** START OF THE RECORDS **
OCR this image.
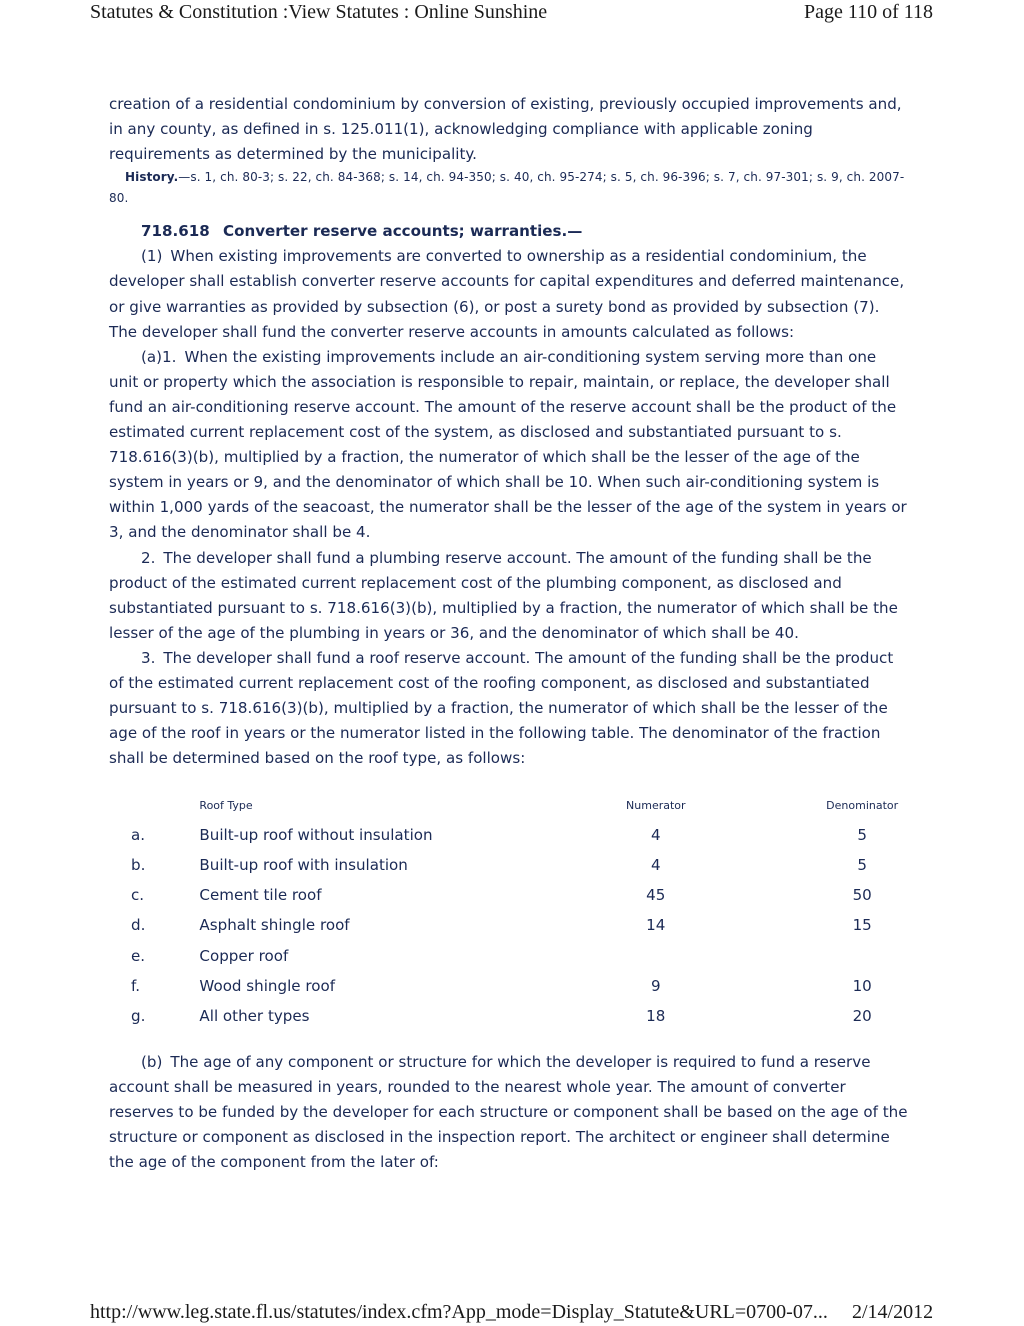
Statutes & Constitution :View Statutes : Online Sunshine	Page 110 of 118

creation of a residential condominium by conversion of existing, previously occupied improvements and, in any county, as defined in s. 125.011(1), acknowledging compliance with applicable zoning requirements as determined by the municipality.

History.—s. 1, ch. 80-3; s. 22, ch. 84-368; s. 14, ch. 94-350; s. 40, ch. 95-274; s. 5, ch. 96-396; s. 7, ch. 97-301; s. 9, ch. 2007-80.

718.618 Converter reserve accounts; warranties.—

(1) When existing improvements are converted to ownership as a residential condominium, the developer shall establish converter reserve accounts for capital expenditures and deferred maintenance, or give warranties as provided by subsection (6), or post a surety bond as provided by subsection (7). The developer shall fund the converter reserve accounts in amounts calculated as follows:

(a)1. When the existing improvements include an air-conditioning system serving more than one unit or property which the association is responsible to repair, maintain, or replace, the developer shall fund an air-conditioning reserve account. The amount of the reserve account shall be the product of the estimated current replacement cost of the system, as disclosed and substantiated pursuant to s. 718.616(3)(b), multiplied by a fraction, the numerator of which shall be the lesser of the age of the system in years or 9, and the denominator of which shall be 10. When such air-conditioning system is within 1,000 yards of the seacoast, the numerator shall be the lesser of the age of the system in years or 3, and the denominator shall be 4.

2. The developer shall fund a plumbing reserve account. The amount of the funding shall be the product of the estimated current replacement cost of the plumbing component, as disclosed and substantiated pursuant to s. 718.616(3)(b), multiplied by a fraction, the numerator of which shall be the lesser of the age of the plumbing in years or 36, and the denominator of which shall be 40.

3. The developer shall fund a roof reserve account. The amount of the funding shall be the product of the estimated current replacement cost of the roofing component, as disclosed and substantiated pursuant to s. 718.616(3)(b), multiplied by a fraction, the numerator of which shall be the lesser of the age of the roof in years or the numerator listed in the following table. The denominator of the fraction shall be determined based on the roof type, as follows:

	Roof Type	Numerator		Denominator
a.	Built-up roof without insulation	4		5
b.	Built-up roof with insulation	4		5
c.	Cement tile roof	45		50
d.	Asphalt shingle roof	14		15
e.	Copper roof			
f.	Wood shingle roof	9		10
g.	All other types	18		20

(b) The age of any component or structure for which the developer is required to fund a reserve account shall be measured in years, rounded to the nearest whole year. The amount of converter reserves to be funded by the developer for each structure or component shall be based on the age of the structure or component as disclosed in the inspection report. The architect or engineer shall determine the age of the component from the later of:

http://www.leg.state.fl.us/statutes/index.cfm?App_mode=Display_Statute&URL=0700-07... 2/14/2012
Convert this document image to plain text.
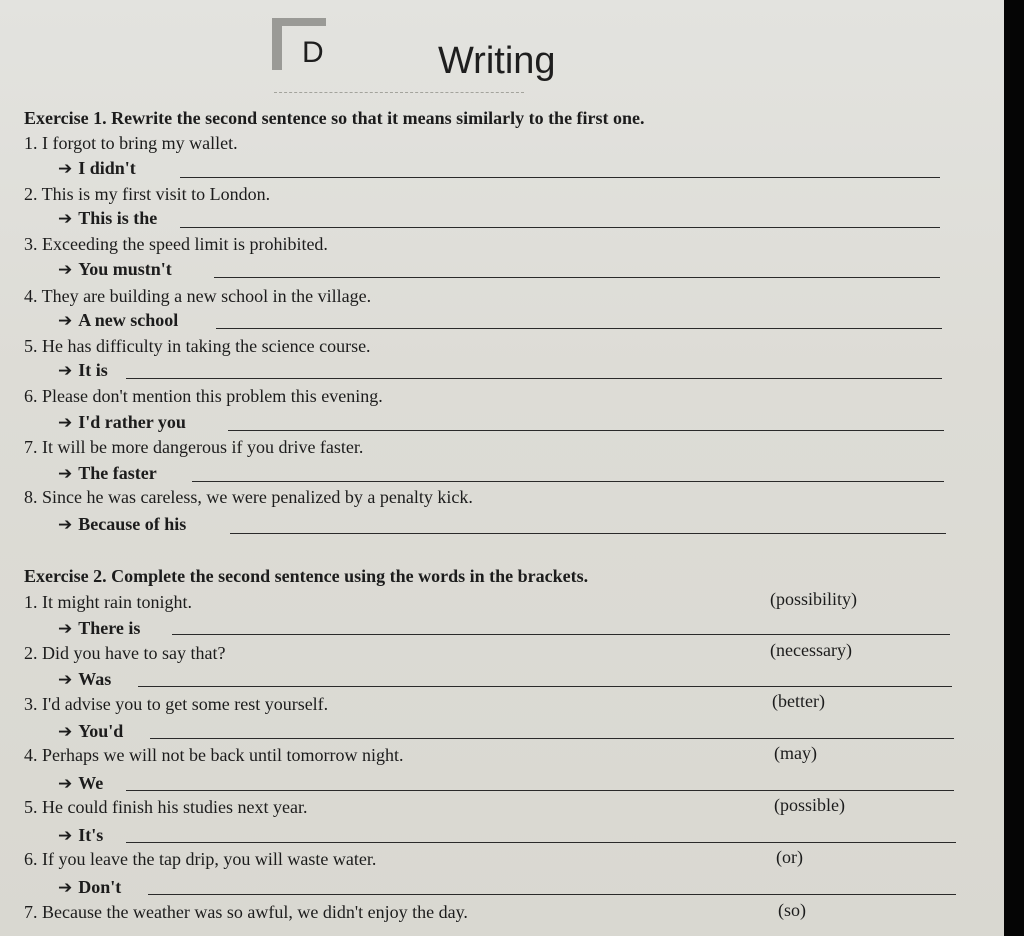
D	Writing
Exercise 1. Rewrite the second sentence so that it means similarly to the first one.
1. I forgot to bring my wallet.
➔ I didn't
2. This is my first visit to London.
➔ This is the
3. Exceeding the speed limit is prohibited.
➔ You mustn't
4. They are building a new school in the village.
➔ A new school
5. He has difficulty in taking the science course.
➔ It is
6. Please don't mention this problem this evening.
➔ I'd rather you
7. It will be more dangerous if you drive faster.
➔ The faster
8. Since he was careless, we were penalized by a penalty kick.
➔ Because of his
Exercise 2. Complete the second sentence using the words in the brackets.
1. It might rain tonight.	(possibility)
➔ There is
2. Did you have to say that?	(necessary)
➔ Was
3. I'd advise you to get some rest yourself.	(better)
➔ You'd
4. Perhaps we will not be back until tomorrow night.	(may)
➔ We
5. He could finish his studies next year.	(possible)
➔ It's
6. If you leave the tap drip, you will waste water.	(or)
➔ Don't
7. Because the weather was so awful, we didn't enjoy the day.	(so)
** END OF THE RECORDS **
** START OF THE RECORDS **
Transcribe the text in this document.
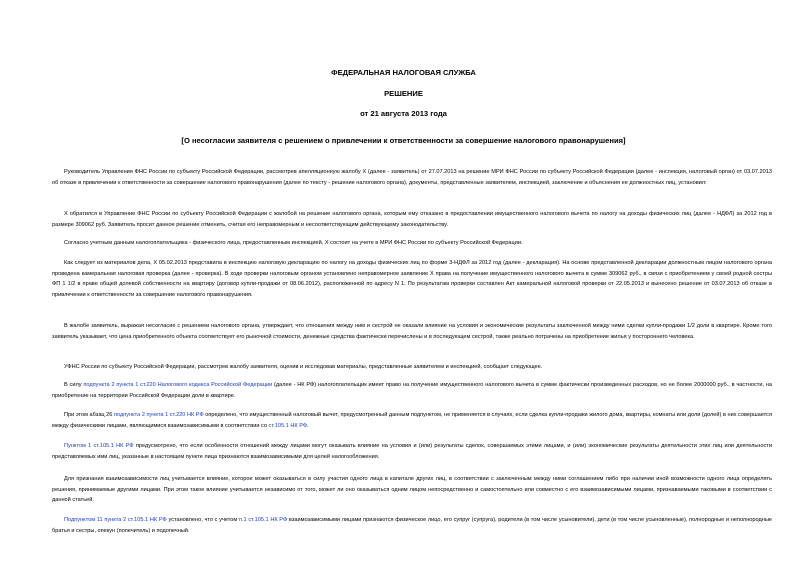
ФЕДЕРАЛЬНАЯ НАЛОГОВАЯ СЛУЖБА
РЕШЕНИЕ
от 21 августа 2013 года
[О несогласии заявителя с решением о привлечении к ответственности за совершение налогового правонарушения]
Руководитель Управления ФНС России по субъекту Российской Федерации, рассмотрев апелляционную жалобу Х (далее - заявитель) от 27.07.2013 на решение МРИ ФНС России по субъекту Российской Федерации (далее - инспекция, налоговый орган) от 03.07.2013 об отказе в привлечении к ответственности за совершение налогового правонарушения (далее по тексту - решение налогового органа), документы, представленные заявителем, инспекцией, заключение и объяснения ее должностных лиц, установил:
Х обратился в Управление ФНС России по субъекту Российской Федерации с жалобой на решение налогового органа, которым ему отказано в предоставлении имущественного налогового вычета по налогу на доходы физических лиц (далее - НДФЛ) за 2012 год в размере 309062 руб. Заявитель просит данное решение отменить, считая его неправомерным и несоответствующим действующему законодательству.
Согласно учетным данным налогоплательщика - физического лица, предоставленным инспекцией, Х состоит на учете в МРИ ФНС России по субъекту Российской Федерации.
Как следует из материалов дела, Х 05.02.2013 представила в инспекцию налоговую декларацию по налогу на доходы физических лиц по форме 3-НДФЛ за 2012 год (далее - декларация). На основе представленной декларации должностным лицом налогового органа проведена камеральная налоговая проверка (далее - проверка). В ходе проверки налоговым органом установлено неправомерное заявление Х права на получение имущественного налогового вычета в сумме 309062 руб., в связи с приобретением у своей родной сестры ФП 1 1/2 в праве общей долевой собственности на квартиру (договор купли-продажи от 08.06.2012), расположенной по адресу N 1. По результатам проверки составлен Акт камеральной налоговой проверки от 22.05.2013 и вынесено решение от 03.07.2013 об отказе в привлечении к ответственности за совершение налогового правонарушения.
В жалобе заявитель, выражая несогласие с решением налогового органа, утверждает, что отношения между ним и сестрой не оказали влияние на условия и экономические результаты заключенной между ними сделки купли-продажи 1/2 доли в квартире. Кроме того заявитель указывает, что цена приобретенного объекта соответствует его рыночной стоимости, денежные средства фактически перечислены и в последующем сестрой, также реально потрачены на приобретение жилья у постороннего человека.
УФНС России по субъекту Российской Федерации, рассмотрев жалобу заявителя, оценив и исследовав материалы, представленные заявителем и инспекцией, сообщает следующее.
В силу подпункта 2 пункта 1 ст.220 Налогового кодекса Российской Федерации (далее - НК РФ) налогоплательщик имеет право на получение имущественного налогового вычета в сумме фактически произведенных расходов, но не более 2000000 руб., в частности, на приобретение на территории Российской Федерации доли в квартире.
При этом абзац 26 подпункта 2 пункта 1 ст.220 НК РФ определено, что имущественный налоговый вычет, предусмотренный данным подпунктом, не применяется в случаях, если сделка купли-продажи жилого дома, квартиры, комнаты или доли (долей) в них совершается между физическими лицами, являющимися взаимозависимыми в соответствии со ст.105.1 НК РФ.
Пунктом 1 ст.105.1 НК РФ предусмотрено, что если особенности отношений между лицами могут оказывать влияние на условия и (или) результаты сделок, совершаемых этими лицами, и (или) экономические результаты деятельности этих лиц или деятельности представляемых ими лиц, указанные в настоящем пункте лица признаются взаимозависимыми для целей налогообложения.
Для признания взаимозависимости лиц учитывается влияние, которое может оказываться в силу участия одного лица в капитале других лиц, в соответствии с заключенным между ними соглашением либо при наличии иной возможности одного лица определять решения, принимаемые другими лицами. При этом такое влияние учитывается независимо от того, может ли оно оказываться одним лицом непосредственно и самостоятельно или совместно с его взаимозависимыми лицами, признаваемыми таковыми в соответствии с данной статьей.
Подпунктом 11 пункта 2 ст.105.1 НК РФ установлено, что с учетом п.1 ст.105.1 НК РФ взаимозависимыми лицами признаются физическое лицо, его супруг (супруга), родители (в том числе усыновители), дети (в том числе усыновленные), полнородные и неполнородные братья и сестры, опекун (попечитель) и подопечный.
** END OF THE RECORDS **
** START OF THE RECORDS **
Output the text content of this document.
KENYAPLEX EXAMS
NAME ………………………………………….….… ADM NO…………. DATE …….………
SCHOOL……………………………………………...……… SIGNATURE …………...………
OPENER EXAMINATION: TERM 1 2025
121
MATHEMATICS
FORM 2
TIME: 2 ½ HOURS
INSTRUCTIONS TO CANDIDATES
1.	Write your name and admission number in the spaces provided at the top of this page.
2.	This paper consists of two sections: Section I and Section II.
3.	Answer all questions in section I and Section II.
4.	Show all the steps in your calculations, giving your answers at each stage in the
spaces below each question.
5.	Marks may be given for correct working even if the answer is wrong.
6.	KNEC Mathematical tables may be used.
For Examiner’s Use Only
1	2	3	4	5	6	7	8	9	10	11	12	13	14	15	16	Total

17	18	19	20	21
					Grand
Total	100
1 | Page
** END OF THE RECORDS **
Find each line holding "НДФЛ". Copy it out.

- OUTPUT BELOW
Х обратился в Управление ФНС России по субъекту Российской Федерации с жалобой на решение налогового органа, которым ему отказано в предоставлении имущественного налогового вычета по налогу на доходы физических лиц (далее - НДФЛ) за 2012 год в размере 309062 руб. Заявитель просит данное решение отменить, считая его неправомерным и несоответствующим действующему законодательству.
Как следует из материалов дела, Х 05.02.2013 представила в инспекцию налоговую декларацию по налогу на доходы физических лиц по форме 3-НДФЛ за 2012 год (далее - декларация). На основе представленной декларации должностным лицом налогового органа проведена камеральная налоговая проверка (далее - проверка). В ходе проверки налоговым органом установлено неправомерное заявление Х права на получение имущественного налогового вычета в сумме 309062 руб., в связи с приобретением у своей родной сестры ФП 1 1/2 в праве общей долевой собственности на квартиру (договор купли-продажи от 08.06.2012), расположенной по адресу N 1. По результатам проверки составлен Акт камеральной налоговой проверки от 22.05.2013 и вынесено решение от 03.07.2013 об отказе в привлечении к ответственности за совершение налогового правонарушения.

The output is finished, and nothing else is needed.